- **What the exercise asks**: Below are the records. Count the lines containing the string "text", and reply with the number alone.

--- Stored records ---

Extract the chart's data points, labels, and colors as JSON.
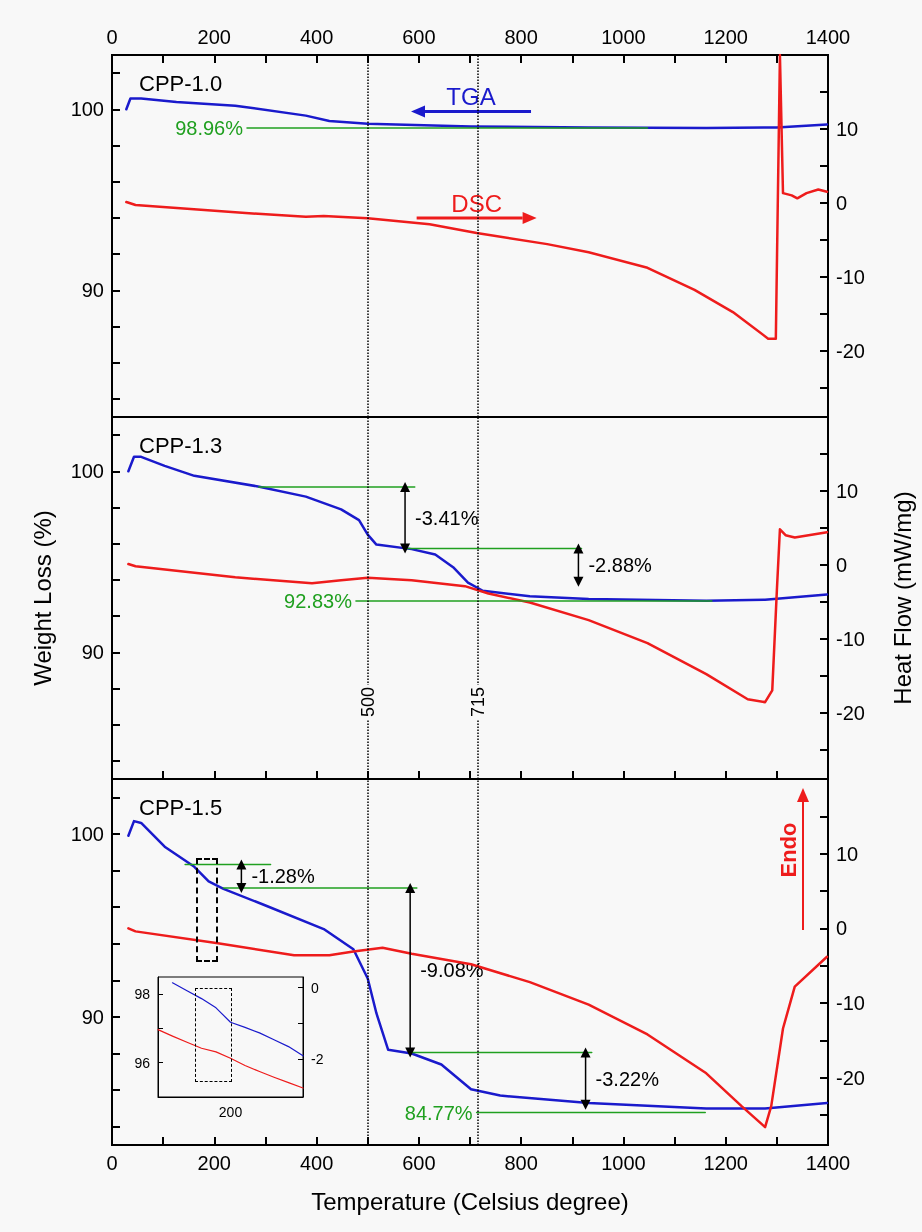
{
  "chart_data": [
    {
      "type": "line",
      "title": "CPP-1.0",
      "xlim": [
        0,
        1400
      ],
      "xticks": [
        0,
        {
          "value": 100,
          "label": null
        },
        200,
        {
          "value": 300,
          "label": null
        },
        400,
        {
          "value": 500,
          "label": null
        },
        600,
        {
          "value": 700,
          "label": null
        },
        800,
        {
          "value": 900,
          "label": null
        },
        1000,
        {
          "value": 1100,
          "label": null
        },
        1200,
        {
          "value": 1300,
          "label": null
        },
        1400
      ],
      "ylim": [
        83,
        103
      ],
      "yticks": [
        {
          "value": 84,
          "label": null
        },
        {
          "value": 86,
          "label": null
        },
        {
          "value": 88,
          "label": null
        },
        90,
        {
          "value": 92,
          "label": null
        },
        {
          "value": 94,
          "label": null
        },
        {
          "value": 96,
          "label": null
        },
        {
          "value": 98,
          "label": null
        },
        100,
        {
          "value": 102,
          "label": null
        }
      ],
      "y2lim": [
        -29,
        20
      ],
      "y2ticks": [
        {
          "value": -25,
          "label": null
        },
        -20,
        {
          "value": -15,
          "label": null
        },
        -10,
        {
          "value": -5,
          "label": null
        },
        0,
        {
          "value": 5,
          "label": null
        },
        10,
        {
          "value": 15,
          "label": null
        }
      ],
      "ref_lines": [
        {
          "axis": "x",
          "value": 500,
          "color": "#000000",
          "line_style": "dotted"
        },
        {
          "axis": "x",
          "value": 715,
          "color": "#000000",
          "line_style": "dotted"
        }
      ],
      "series": [
        {
          "name": "TGA",
          "color": "#1a1acc",
          "x": [
            28,
            36,
            57,
            126,
            241,
            379,
            425,
            500,
            702,
            932,
            1162,
            1300,
            1398
          ],
          "values": [
            100,
            100.6,
            100.6,
            100.4,
            100.2,
            99.65,
            99.35,
            99.2,
            99.05,
            98.99,
            98.97,
            99.0,
            99.16
          ]
        },
        {
          "name": "DSC",
          "color": "#ee1c1c",
          "axis": "y2",
          "x": [
            28,
            46,
            241,
            379,
            414,
            500,
            621,
            713,
            851,
            932,
            1047,
            1139,
            1214,
            1283,
            1298,
            1306,
            1312,
            1329,
            1340,
            1358,
            1381,
            1398
          ],
          "values": [
            0.1,
            -0.3,
            -1.3,
            -1.9,
            -1.8,
            -2.1,
            -2.9,
            -4.1,
            -5.6,
            -6.7,
            -8.8,
            -11.8,
            -14.8,
            -18.4,
            -18.4,
            20,
            1.3,
            1.0,
            0.6,
            1.3,
            1.8,
            1.5
          ]
        },
        {
          "color": "#20a020",
          "marker": "none",
          "x": [
            264,
            1047
          ],
          "values": [
            98.96,
            98.96
          ],
          "value_labels": [
            "98.96%",
            null
          ]
        }
      ]
    },
    {
      "type": "line",
      "title": "CPP-1.3",
      "ylabel": "Weight Loss (%)",
      "y2label": "Heat Flow (mW/mg)",
      "xlim": [
        0,
        1400
      ],
      "xticks": [
        {
          "value": 0,
          "label": null
        },
        {
          "value": 100,
          "label": null
        },
        {
          "value": 200,
          "label": null
        },
        {
          "value": 300,
          "label": null
        },
        {
          "value": 400,
          "label": null
        },
        {
          "value": 500,
          "label": null
        },
        {
          "value": 600,
          "label": null
        },
        {
          "value": 700,
          "label": null
        },
        {
          "value": 800,
          "label": null
        },
        {
          "value": 900,
          "label": null
        },
        {
          "value": 1000,
          "label": null
        },
        {
          "value": 1100,
          "label": null
        },
        {
          "value": 1200,
          "label": null
        },
        {
          "value": 1300,
          "label": null
        },
        {
          "value": 1400,
          "label": null
        }
      ],
      "ylim": [
        83,
        103
      ],
      "yticks": [
        {
          "value": 84,
          "label": null
        },
        {
          "value": 86,
          "label": null
        },
        {
          "value": 88,
          "label": null
        },
        90,
        {
          "value": 92,
          "label": null
        },
        {
          "value": 94,
          "label": null
        },
        {
          "value": 96,
          "label": null
        },
        {
          "value": 98,
          "label": null
        },
        100,
        {
          "value": 102,
          "label": null
        }
      ],
      "y2lim": [
        -29,
        20
      ],
      "y2ticks": [
        {
          "value": -25,
          "label": null
        },
        -20,
        {
          "value": -15,
          "label": null
        },
        -10,
        {
          "value": -5,
          "label": null
        },
        0,
        {
          "value": 5,
          "label": null
        },
        10,
        {
          "value": 15,
          "label": null
        }
      ],
      "ref_lines": [
        {
          "axis": "x",
          "value": 500,
          "label": "500",
          "color": "#000000",
          "line_style": "dotted"
        },
        {
          "axis": "x",
          "value": 715,
          "label": "715",
          "color": "#000000",
          "line_style": "dotted"
        }
      ],
      "annotations": [
        {
          "text": "-3.41%",
          "x": 573,
          "y": 97.43
        },
        {
          "text": "-2.88%",
          "x": 912,
          "y": 94.8
        }
      ],
      "series": [
        {
          "color": "#1a1acc",
          "x": [
            32,
            43,
            57,
            103,
            161,
            288,
            379,
            448,
            483,
            500,
            517,
            586,
            632,
            667,
            696,
            725,
            817,
            932,
            1162,
            1277,
            1398
          ],
          "values": [
            100,
            100.8,
            100.8,
            100.3,
            99.75,
            99.15,
            98.6,
            97.9,
            97.3,
            96.5,
            95.95,
            95.7,
            95.4,
            94.7,
            93.85,
            93.4,
            93.1,
            92.95,
            92.85,
            92.9,
            93.2
          ]
        },
        {
          "color": "#ee1c1c",
          "axis": "y2",
          "x": [
            32,
            46,
            241,
            391,
            448,
            500,
            586,
            690,
            736,
            817,
            932,
            1047,
            1162,
            1243,
            1277,
            1291,
            1300,
            1306,
            1317,
            1335,
            1398
          ],
          "values": [
            0.1,
            -0.2,
            -1.7,
            -2.5,
            -2.1,
            -1.75,
            -2.1,
            -2.9,
            -3.9,
            -5.1,
            -7.5,
            -10.6,
            -14.8,
            -18.2,
            -18.6,
            -17,
            -3.5,
            4.8,
            4.0,
            3.7,
            4.4
          ]
        },
        {
          "color": "#20a020",
          "marker": "none",
          "x": [
            287,
            592
          ],
          "values": [
            99.13,
            99.13
          ]
        },
        {
          "color": "#20a020",
          "marker": "none",
          "x": [
            575,
            918
          ],
          "values": [
            95.73,
            95.73
          ]
        },
        {
          "color": "#20a020",
          "marker": "none",
          "x": [
            477,
            1173
          ],
          "values": [
            92.83,
            92.83
          ],
          "value_labels": [
            "92.83%",
            null
          ]
        },
        {
          "color": "#000000",
          "marker": "triangle",
          "x": [
            573,
            573
          ],
          "values": [
            99.13,
            95.73
          ]
        },
        {
          "color": "#000000",
          "marker": "triangle",
          "x": [
            912,
            912
          ],
          "values": [
            95.73,
            93.9
          ]
        }
      ]
    },
    {
      "type": "line",
      "title": "CPP-1.5",
      "xlabel": "Temperature (Celsius degree)",
      "xlim": [
        0,
        1400
      ],
      "xticks": [
        0,
        {
          "value": 100,
          "label": null
        },
        200,
        {
          "value": 300,
          "label": null
        },
        400,
        {
          "value": 500,
          "label": null
        },
        600,
        {
          "value": 700,
          "label": null
        },
        800,
        {
          "value": 900,
          "label": null
        },
        1000,
        {
          "value": 1100,
          "label": null
        },
        1200,
        {
          "value": 1300,
          "label": null
        },
        1400
      ],
      "ylim": [
        83,
        103
      ],
      "yticks": [
        {
          "value": 84,
          "label": null
        },
        {
          "value": 86,
          "label": null
        },
        {
          "value": 88,
          "label": null
        },
        90,
        {
          "value": 92,
          "label": null
        },
        {
          "value": 94,
          "label": null
        },
        {
          "value": 96,
          "label": null
        },
        {
          "value": 98,
          "label": null
        },
        100,
        {
          "value": 102,
          "label": null
        }
      ],
      "y2lim": [
        -29,
        20
      ],
      "y2ticks": [
        {
          "value": -25,
          "label": null
        },
        -20,
        {
          "value": -15,
          "label": null
        },
        -10,
        {
          "value": -5,
          "label": null
        },
        0,
        {
          "value": 5,
          "label": null
        },
        10,
        {
          "value": 15,
          "label": null
        }
      ],
      "ref_lines": [
        {
          "axis": "x",
          "value": 500,
          "color": "#000000",
          "line_style": "dotted"
        },
        {
          "axis": "x",
          "value": 715,
          "color": "#000000",
          "line_style": "dotted"
        }
      ],
      "annotations": [
        {
          "text": "-1.28%",
          "x": 253,
          "y": 97.69
        },
        {
          "text": "-9.08%",
          "x": 583,
          "y": 92.55
        },
        {
          "text": "-3.22%",
          "x": 926,
          "y": 86.6
        },
        "Endo"
      ],
      "series": [
        {
          "color": "#1a1acc",
          "x": [
            32,
            43,
            57,
            103,
            161,
            189,
            218,
            299,
            414,
            472,
            500,
            517,
            540,
            586,
            644,
            702,
            759,
            932,
            1162,
            1277,
            1398
          ],
          "values": [
            99.9,
            100.7,
            100.6,
            99.3,
            98.2,
            97.4,
            97.0,
            96.1,
            94.8,
            93.7,
            92.1,
            90.2,
            88.2,
            88.0,
            87.4,
            86.05,
            85.7,
            85.3,
            85.0,
            85.0,
            85.3
          ]
        },
        {
          "color": "#ee1c1c",
          "axis": "y2",
          "x": [
            32,
            46,
            207,
            356,
            425,
            472,
            529,
            586,
            702,
            817,
            932,
            1047,
            1162,
            1231,
            1277,
            1289,
            1312,
            1335,
            1398
          ],
          "values": [
            0,
            -0.4,
            -2,
            -3.6,
            -3.6,
            -3.1,
            -2.6,
            -3.4,
            -4.8,
            -7.2,
            -10.2,
            -14.2,
            -19.4,
            -23.8,
            -26.6,
            -23.8,
            -13.4,
            -7.8,
            -3.8
          ]
        },
        {
          "color": "#20a020",
          "marker": "none",
          "x": [
            143,
            310
          ],
          "values": [
            98.33,
            98.33
          ]
        },
        {
          "color": "#20a020",
          "marker": "none",
          "x": [
            218,
            596
          ],
          "values": [
            97.05,
            97.05
          ]
        },
        {
          "color": "#20a020",
          "marker": "none",
          "x": [
            586,
            938
          ],
          "values": [
            88.05,
            88.05
          ]
        },
        {
          "color": "#20a020",
          "marker": "none",
          "x": [
            713,
            1160
          ],
          "values": [
            84.77,
            84.77
          ],
          "value_labels": [
            "84.77%",
            null
          ]
        },
        {
          "color": "#000000",
          "marker": "triangle",
          "x": [
            253,
            253
          ],
          "values": [
            98.33,
            97.05
          ]
        },
        {
          "color": "#000000",
          "marker": "triangle",
          "x": [
            583,
            583
          ],
          "values": [
            97.05,
            88.05
          ]
        },
        {
          "color": "#000000",
          "marker": "triangle",
          "x": [
            926,
            926
          ],
          "values": [
            88.05,
            85.2
          ]
        }
      ]
    },
    {
      "type": "line",
      "categories": [
        null,
        null,
        null,
        null,
        null,
        "200",
        null,
        null,
        null,
        null,
        null
      ],
      "ylim": [
        95,
        98.5
      ],
      "yticks": [
        96,
        {
          "value": 97,
          "label": null
        },
        98
      ],
      "y2lim": [
        -3.05,
        0.3
      ],
      "y2ticks": [
        -2,
        {
          "value": -1,
          "label": null
        },
        0
      ],
      "series": [
        {
          "color": "#1a1acc",
          "values": [
            null,
            98.33,
            98.1,
            97.87,
            97.6,
            97.18,
            97.03,
            96.87,
            96.67,
            96.47,
            96.2
          ]
        },
        {
          "color": "#ee1c1c",
          "axis": "y2",
          "values": [
            -1.17,
            -1.35,
            -1.52,
            -1.69,
            -1.79,
            -1.97,
            -2.17,
            -2.34,
            -2.5,
            -2.65,
            -2.8
          ]
        }
      ]
    }
  ]
}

---

- **The output**: 5